Your objective
Scan the data for "this" and copy the lines it appears in.

Dataset excerpts
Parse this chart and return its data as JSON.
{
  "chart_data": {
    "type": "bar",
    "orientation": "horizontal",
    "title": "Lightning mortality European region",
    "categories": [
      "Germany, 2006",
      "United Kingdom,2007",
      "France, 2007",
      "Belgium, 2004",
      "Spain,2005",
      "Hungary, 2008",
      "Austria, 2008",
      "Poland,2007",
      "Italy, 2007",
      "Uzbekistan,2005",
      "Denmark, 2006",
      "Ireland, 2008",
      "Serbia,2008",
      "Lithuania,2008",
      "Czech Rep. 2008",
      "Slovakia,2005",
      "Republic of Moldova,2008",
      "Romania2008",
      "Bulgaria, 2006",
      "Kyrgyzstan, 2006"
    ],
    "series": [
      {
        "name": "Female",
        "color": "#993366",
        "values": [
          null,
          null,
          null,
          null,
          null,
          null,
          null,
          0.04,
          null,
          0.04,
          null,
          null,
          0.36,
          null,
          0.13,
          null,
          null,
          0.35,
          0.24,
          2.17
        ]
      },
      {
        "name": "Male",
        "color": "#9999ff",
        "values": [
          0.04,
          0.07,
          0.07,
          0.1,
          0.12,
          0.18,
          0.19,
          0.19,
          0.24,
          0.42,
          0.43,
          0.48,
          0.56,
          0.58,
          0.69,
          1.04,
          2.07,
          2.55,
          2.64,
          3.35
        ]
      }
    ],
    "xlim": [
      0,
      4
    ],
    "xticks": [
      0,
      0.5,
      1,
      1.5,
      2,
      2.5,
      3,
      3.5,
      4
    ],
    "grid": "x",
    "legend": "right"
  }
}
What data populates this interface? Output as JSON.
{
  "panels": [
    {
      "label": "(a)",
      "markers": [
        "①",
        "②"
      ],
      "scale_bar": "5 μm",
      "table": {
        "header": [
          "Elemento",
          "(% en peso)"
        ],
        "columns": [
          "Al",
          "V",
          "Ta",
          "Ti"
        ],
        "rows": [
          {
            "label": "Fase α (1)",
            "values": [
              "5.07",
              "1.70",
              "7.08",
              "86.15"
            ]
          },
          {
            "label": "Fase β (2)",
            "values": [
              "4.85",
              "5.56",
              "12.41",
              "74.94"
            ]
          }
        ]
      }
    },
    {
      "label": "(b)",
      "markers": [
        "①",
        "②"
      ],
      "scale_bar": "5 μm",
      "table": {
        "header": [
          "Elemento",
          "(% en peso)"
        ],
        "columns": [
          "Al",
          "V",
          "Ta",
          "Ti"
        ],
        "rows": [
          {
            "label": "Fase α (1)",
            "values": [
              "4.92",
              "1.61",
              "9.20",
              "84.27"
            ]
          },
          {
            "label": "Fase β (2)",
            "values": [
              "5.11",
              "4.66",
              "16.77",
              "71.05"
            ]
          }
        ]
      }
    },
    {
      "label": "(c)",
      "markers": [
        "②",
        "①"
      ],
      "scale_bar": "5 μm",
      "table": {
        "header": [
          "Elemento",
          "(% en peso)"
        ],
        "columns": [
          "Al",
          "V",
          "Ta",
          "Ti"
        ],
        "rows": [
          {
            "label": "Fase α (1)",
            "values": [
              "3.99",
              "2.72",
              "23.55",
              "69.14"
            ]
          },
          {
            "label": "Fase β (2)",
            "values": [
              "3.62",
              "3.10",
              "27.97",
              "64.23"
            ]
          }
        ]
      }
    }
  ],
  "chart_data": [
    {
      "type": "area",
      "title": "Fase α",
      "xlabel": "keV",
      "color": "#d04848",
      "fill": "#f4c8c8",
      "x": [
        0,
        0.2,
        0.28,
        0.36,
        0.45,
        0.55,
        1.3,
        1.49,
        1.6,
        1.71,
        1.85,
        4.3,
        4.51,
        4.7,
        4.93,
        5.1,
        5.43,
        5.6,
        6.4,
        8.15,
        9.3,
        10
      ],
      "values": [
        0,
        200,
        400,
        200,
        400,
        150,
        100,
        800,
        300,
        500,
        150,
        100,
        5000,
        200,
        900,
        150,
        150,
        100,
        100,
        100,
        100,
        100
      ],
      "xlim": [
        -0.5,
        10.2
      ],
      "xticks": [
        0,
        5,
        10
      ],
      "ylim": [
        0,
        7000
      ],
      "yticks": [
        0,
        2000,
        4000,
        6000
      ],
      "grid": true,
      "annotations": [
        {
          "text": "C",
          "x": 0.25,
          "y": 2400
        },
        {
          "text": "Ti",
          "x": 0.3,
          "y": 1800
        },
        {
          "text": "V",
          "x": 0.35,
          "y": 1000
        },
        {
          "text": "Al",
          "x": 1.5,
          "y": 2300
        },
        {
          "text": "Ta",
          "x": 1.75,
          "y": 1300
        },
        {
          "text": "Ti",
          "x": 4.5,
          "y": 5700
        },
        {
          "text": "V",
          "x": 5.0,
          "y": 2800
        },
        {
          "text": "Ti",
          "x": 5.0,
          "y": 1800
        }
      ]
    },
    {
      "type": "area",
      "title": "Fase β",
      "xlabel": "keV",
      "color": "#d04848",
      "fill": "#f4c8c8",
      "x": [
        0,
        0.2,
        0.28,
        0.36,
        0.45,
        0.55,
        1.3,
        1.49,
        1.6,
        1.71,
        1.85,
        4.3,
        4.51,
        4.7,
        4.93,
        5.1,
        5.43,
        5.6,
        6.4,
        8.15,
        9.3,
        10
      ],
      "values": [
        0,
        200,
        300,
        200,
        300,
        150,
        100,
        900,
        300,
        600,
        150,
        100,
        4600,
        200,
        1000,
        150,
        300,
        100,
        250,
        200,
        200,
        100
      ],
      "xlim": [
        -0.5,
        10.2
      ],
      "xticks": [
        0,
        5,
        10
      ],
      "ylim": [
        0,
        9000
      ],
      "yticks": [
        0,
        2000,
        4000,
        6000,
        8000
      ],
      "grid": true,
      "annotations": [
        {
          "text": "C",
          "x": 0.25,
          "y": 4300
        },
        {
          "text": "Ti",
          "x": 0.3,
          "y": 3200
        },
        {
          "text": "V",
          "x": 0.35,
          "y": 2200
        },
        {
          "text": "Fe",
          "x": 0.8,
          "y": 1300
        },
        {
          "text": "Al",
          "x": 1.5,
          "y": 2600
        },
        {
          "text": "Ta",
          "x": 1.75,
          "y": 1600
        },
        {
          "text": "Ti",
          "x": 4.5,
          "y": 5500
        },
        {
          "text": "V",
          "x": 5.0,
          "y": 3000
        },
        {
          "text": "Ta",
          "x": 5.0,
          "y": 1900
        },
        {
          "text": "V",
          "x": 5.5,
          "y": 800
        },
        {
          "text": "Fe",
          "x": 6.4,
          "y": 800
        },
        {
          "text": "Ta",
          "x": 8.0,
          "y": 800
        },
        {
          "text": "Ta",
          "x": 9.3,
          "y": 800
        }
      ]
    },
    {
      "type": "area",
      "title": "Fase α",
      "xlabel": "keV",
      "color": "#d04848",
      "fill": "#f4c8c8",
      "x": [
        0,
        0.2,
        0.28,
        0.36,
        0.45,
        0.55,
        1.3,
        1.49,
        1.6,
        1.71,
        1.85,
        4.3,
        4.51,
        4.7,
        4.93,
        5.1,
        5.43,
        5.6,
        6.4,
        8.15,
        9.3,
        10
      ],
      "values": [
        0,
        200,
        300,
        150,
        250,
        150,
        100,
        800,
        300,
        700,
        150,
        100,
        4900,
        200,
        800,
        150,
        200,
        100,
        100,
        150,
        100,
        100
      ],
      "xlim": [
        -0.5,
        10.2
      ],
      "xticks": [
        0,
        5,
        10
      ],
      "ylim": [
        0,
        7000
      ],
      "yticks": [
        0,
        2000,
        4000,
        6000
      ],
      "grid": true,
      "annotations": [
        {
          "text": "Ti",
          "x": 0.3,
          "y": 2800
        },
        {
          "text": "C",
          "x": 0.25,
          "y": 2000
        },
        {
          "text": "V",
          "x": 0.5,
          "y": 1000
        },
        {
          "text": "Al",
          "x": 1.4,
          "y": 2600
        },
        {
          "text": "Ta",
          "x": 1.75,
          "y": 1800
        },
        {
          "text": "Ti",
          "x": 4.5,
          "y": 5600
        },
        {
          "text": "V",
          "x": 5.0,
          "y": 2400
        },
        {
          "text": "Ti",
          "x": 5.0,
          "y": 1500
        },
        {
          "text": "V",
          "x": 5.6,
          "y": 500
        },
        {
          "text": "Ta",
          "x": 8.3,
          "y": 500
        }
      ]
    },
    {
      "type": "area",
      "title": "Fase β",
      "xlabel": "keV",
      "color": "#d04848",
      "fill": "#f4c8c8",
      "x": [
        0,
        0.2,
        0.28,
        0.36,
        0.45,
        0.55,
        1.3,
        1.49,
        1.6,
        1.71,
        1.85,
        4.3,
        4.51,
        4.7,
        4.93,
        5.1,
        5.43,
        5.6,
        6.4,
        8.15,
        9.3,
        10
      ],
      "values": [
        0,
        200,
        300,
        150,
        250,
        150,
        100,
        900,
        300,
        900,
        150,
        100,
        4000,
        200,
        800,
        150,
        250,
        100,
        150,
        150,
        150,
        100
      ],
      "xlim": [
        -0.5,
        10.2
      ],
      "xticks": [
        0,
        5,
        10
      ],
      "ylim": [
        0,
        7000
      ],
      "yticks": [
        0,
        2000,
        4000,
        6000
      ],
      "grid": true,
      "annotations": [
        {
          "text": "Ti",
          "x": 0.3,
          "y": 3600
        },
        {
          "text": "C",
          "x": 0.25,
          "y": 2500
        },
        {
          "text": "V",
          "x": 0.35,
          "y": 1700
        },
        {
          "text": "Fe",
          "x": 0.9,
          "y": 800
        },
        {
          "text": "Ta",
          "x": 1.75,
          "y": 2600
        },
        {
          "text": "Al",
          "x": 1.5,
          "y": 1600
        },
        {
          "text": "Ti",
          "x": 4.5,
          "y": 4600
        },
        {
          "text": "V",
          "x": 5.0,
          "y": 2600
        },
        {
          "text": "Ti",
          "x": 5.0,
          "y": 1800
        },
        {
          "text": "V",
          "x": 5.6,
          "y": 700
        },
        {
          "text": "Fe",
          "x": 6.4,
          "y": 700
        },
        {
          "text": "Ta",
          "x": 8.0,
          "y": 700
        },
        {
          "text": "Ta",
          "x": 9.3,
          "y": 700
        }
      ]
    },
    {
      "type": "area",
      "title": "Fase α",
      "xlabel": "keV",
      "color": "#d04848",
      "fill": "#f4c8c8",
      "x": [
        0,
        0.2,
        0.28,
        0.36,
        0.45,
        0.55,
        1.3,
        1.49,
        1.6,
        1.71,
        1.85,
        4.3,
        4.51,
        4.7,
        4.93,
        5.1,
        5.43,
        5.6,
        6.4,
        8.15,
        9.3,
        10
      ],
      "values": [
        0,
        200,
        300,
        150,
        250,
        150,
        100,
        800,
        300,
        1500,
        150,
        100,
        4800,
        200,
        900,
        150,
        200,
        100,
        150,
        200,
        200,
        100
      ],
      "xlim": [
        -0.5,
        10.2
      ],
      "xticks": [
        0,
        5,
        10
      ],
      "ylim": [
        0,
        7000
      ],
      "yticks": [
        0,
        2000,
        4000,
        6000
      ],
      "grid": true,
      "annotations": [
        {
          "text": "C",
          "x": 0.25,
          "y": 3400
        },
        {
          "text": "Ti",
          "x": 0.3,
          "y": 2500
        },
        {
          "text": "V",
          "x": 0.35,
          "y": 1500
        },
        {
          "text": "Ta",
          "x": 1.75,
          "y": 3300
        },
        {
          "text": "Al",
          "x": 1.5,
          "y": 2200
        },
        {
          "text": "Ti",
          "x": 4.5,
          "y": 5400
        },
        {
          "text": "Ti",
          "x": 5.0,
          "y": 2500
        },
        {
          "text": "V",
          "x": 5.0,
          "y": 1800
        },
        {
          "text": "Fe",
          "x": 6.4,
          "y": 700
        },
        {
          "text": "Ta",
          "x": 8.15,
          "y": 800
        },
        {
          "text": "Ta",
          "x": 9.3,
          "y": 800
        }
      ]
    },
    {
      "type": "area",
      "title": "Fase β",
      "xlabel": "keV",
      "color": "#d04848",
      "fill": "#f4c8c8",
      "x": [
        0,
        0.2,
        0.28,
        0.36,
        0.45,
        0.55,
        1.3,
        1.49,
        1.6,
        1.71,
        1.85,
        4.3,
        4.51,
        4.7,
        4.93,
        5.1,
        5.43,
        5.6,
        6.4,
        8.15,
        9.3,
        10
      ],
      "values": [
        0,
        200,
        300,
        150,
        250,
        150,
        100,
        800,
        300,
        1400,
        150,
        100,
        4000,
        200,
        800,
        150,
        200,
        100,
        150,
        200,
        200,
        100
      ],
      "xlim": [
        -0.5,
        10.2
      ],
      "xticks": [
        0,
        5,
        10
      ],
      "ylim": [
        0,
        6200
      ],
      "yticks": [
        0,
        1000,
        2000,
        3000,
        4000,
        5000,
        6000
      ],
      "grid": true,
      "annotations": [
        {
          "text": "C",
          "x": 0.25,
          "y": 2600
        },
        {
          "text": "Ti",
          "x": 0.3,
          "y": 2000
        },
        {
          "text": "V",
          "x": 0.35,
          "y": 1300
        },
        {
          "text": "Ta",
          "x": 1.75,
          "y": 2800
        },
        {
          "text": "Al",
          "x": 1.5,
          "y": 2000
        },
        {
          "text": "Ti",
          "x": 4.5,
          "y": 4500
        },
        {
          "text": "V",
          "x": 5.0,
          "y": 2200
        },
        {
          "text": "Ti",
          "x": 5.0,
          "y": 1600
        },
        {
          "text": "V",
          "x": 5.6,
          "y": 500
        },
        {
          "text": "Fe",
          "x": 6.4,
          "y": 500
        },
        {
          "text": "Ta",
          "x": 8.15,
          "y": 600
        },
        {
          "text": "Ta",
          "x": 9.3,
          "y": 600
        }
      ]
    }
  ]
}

Answer to the task
Parse this chart and return its data as JSON.
What data populates this interface? Output as JSON.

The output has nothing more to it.